Я хотел бы сформулировать три конкретных вопроса для обсуждения.

Три с половиной года действовал Закон о кино. Каковы результаты? Стали ли предоставленные законом льготы некоей финансовой, а следовательно, и творческой панацеей для нашего кинематографа?
Господдержка. Каковы ее ресурсы? Может быть порочен сам механизм работы жюри? Не нужно впредь рассчитывать на Союз кинематографистов, который делегирует туда своих членов. Возможно, какая-то мощная ассоциация продюсеров призвана вершить вместе с государством (по принципу «длинной руки») это распределение?
Кто будет снимать фильмы для нового зрителя? Продюсеры не могут обнаружить хорошо обученных и по-новому смотрящих на жизнь режиссеров. В. Тодоровский жаловался мне недавно, что трудно найти постановщиков даже на сериалы. И это при том, что у нас больше четырехсот дипломированных режиссеров-постановщиков. Телесериалы ставят в основном дебютанты. Почему это происходит?

В определении кассовости мы постоянно оглядываемся на советское кино: «„Ворошиловский стрелок“ — да, люди пойдут». Не интересно все это молодым. Они достаточно комфортно чувствуют себя в новой реальности. У них продуктивная самоидентификация. Мы для жителей новой России почему-то кино почти совсем не снимаем.

Армен Медведев. У меня тоже больше вопросов, чем ответов. Что касается льгот и самого Закона о кино. На мой взгляд, он дал эффект скорее психологический. То, что все эти годы мы привлекали общественное внимание к судьбе отечественного кино, помогло в каком-то смысле сохранить индустрию. Сами льготы были придуманы на период, который можно назвать квазирыночным. Потому что льготы не могут вернуть зрителя в зал. Но они в какой-то мере помогли кинематографу оставаться на плаву.

- _Список записей_
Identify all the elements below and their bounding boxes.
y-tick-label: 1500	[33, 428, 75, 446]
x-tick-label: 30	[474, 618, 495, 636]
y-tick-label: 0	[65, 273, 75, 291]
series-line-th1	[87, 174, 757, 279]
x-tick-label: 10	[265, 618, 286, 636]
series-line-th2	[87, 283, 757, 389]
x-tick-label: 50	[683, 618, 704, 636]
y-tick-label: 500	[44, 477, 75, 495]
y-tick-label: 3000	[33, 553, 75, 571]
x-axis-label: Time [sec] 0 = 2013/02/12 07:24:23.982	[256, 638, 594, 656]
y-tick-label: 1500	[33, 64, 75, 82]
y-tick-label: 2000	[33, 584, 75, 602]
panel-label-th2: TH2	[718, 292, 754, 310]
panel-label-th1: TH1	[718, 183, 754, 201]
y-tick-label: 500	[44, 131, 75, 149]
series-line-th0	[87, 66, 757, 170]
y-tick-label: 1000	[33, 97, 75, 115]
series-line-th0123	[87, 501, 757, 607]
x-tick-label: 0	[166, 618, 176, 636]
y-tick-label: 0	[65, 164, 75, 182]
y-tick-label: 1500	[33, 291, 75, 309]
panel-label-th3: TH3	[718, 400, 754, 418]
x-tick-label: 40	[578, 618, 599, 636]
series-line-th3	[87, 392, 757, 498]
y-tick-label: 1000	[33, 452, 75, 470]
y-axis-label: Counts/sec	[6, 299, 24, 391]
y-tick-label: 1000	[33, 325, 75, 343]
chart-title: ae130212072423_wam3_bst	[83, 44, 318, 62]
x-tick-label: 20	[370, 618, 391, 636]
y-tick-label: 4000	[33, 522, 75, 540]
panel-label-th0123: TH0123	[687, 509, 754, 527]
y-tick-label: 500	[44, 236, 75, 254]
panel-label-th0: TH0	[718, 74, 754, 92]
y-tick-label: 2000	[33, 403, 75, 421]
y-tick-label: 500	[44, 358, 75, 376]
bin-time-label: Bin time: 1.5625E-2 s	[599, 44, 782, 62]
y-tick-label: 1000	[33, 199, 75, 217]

- _Что сделать_
Ответьте по приведённому отрывку на три вопроса:
1. Сколько времени действовал Закон о кино?
2. Сколько у нас дипломированных режиссеров-постановщиков?
3. Какой эффект, по мнению Армена Медведева, дал Закон о кино?
Записи здесь не понадобятся.

- _Результат_
1. Три с половиной года.
2. Больше четырехсот.
3. Скорее психологический.